[Dataset records]
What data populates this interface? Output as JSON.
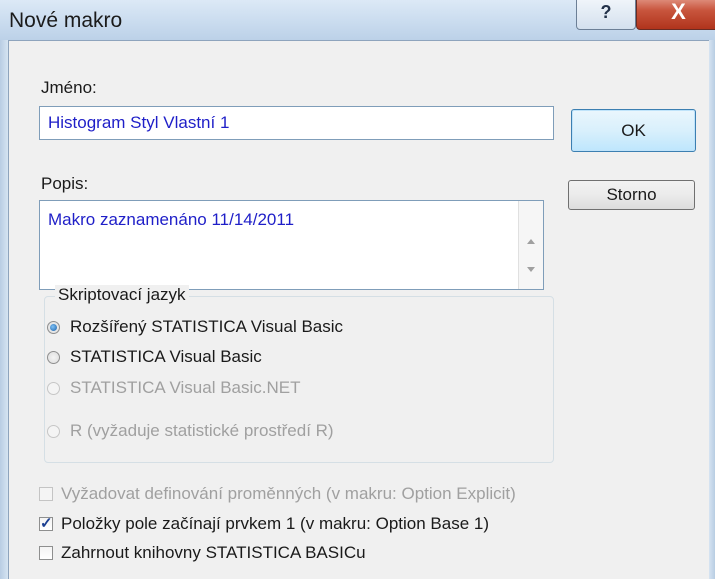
{
  "window": {
    "title": "Nové makro",
    "help_glyph": "?",
    "close_glyph": "X"
  },
  "form": {
    "name_label": "Jméno:",
    "name_value": "Histogram Styl Vlastní 1",
    "description_label": "Popis:",
    "description_value": "Makro zaznamenáno 11/14/2011"
  },
  "buttons": {
    "ok": "OK",
    "cancel": "Storno"
  },
  "script_language": {
    "title": "Skriptovací jazyk",
    "options": [
      {
        "label": "Rozšířený STATISTICA Visual Basic",
        "selected": true,
        "enabled": true
      },
      {
        "label": "STATISTICA Visual Basic",
        "selected": false,
        "enabled": true
      },
      {
        "label": "STATISTICA Visual Basic.NET",
        "selected": false,
        "enabled": false
      },
      {
        "label": "R  (vyžaduje statistické prostředí R)",
        "selected": false,
        "enabled": false
      }
    ]
  },
  "options": [
    {
      "label": "Vyžadovat definování proměnných (v makru: Option Explicit)",
      "checked": false,
      "enabled": false
    },
    {
      "label": "Položky pole začínají prvkem 1 (v makru: Option Base 1)",
      "checked": true,
      "enabled": true
    },
    {
      "label": "Zahrnout knihovny STATISTICA BASICu",
      "checked": false,
      "enabled": true
    }
  ],
  "colors": {
    "input_text": "#1f1fc8",
    "disabled_text": "#a0a0a0",
    "close_button": "#c8553d"
  }
}
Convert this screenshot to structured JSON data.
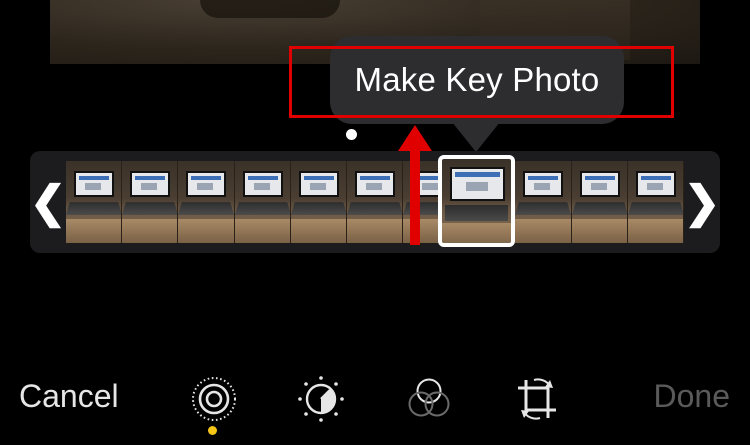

[To do] Count every line of the material above that holds the string "STATISTICA", then state only the total.

[Output for this task] 4